TASK DETAILS:
Reproduce each line from the records that holds "vaqt".

Stored items:
----------------------------------------

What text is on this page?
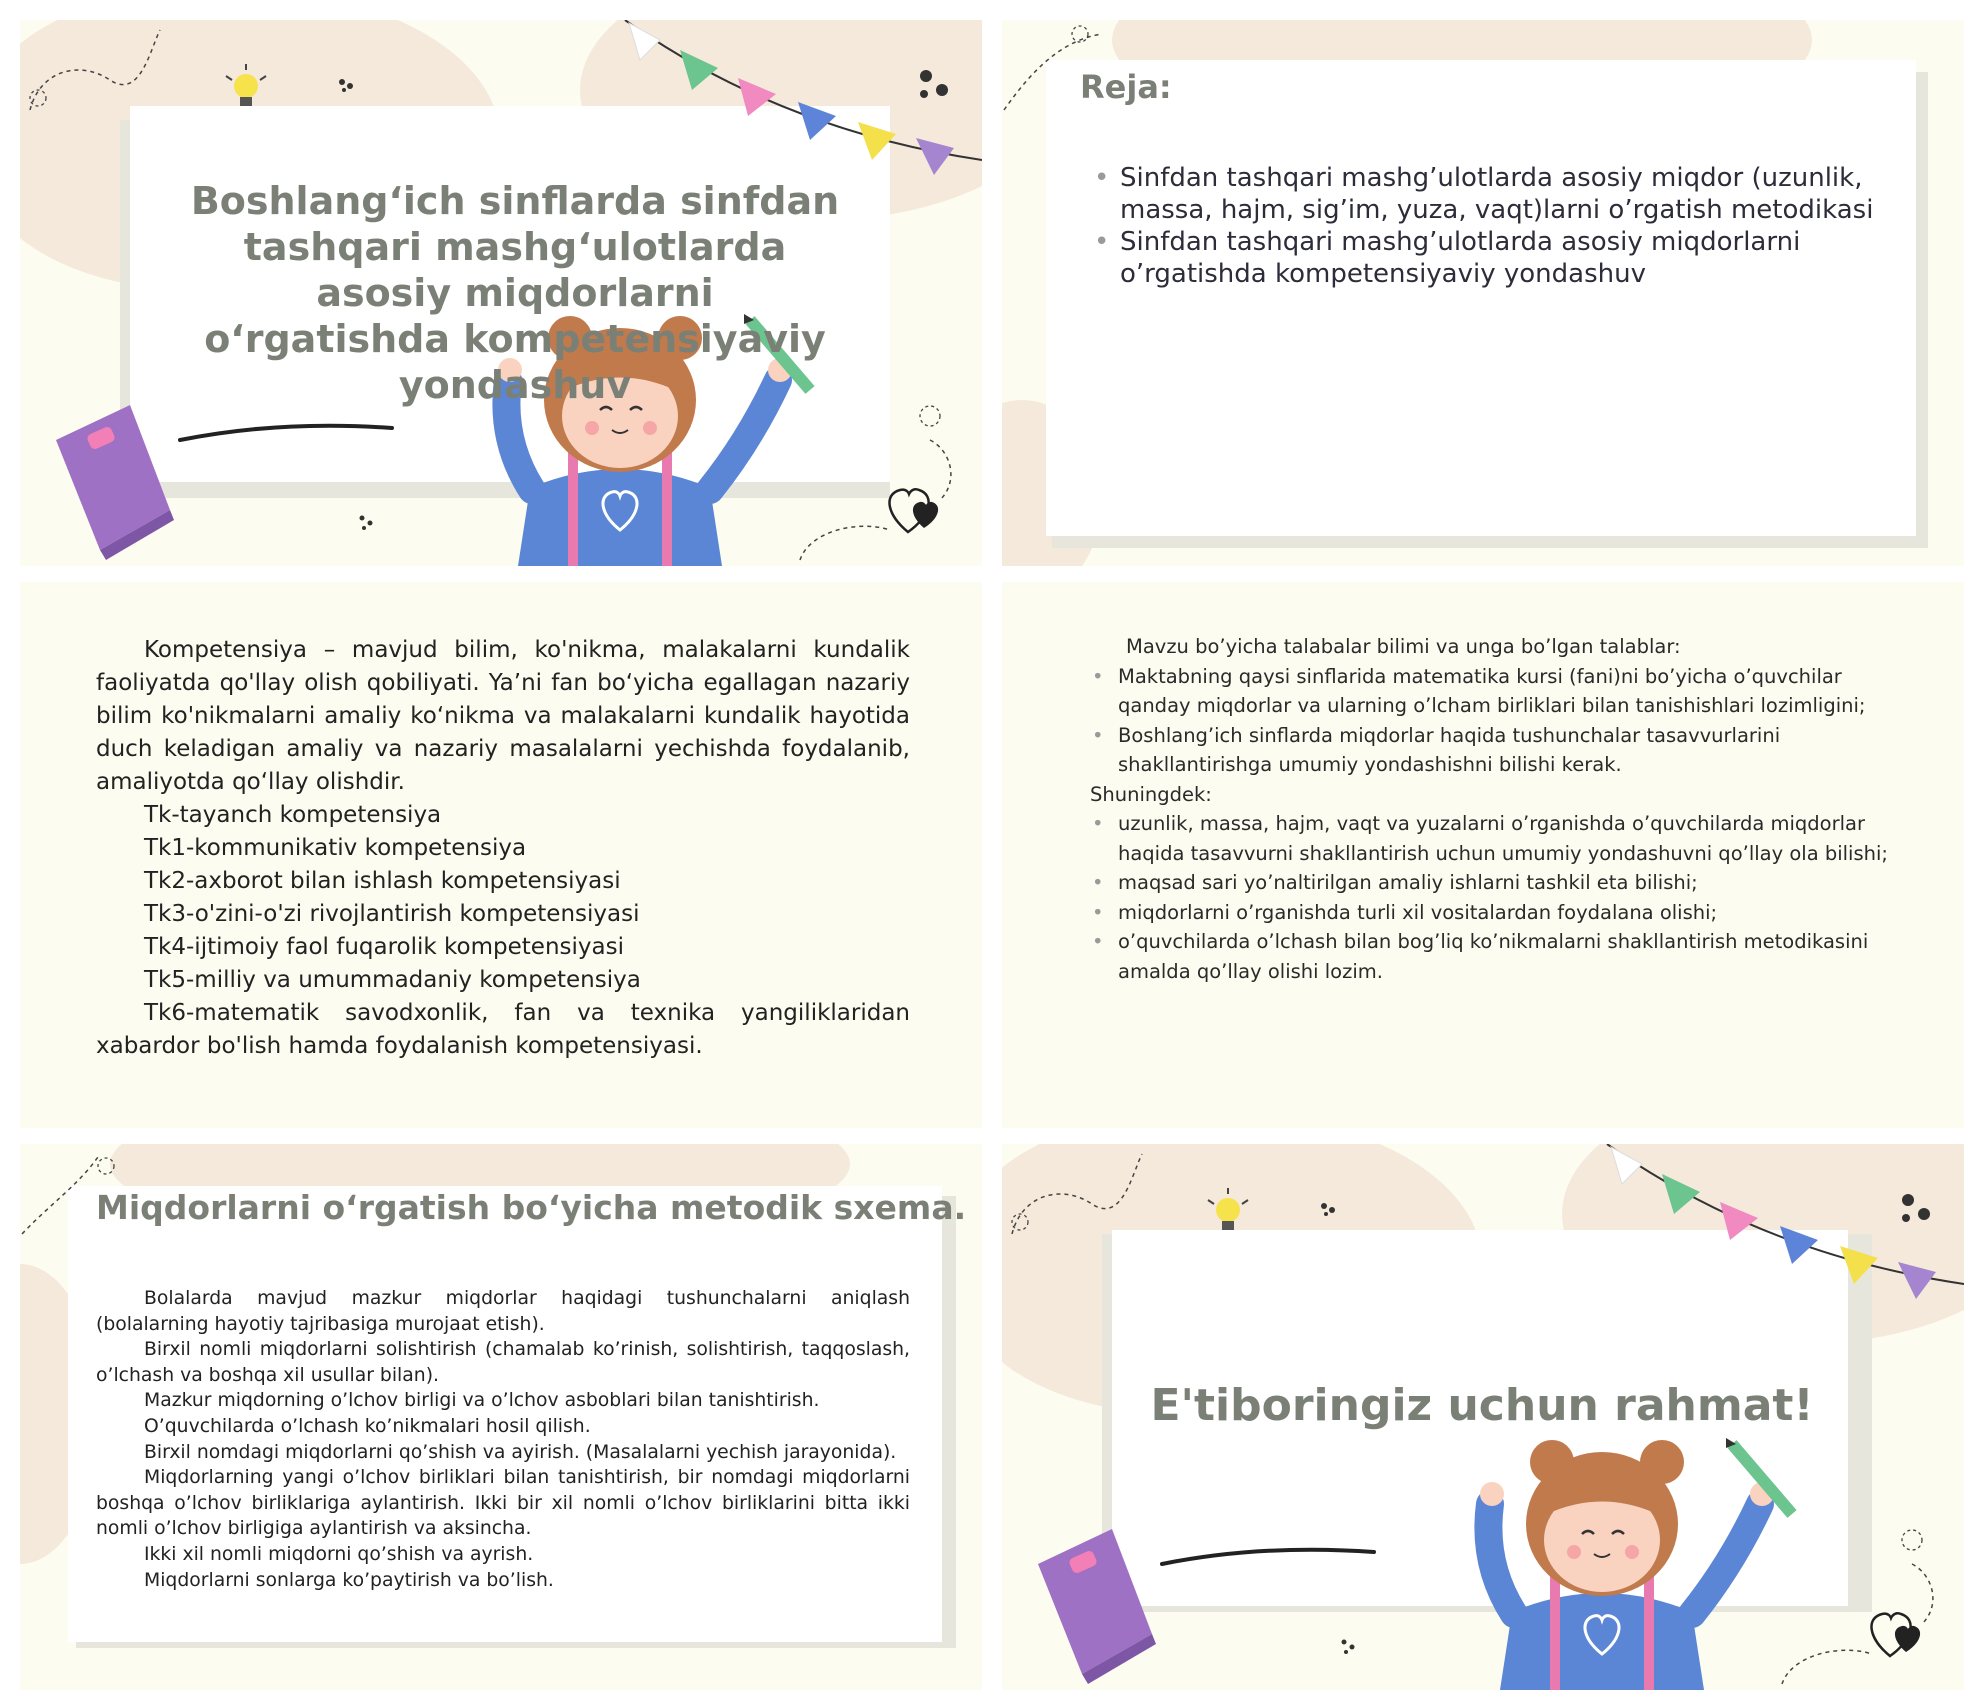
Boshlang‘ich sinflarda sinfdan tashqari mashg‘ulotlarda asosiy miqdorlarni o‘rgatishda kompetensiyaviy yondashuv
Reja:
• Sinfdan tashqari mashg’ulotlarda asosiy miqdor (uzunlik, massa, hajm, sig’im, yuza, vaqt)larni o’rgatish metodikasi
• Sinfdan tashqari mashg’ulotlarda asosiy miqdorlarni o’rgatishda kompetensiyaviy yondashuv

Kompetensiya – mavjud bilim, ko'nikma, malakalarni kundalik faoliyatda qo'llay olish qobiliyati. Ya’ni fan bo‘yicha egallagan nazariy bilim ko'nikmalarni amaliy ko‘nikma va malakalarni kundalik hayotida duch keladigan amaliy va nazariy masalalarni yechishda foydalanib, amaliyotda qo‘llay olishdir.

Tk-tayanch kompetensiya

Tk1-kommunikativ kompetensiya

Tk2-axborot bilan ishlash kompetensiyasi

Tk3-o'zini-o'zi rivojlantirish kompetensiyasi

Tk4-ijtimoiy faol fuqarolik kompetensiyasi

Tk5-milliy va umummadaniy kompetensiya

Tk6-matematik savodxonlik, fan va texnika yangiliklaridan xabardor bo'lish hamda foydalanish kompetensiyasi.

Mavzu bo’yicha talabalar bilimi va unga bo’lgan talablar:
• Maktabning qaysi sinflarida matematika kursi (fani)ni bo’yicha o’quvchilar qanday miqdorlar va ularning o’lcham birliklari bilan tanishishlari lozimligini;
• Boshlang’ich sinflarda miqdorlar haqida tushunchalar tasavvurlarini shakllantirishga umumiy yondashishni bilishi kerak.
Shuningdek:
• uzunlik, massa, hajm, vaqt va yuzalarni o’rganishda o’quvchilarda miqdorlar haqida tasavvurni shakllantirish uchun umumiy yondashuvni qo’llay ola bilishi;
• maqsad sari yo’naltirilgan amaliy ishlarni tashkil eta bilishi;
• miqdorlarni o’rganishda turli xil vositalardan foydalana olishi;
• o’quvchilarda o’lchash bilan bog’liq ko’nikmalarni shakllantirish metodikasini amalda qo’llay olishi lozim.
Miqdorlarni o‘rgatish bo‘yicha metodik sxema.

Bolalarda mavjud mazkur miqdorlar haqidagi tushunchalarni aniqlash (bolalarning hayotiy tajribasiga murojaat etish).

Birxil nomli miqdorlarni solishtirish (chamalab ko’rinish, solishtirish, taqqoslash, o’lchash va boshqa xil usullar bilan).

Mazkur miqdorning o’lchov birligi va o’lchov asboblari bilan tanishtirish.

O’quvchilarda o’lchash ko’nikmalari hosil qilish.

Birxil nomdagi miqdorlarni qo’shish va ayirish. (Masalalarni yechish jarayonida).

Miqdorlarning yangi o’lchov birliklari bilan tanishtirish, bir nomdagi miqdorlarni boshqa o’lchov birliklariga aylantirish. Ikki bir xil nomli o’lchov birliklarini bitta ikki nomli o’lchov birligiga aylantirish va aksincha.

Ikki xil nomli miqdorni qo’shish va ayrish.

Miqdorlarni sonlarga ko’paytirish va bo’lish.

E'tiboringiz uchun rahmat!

----------------------------------------

EXPECTED OUTPUT:
• Sinfdan tashqari mashg’ulotlarda asosiy miqdor (uzunlik, massa, hajm, sig’im, yuza, vaqt)larni o’rgatish metodikasi
• uzunlik, massa, hajm, vaqt va yuzalarni o’rganishda o’quvchilarda miqdorlar haqida tasavvurni shakllantirish uchun umumiy yondashuvni qo’llay ola bilishi;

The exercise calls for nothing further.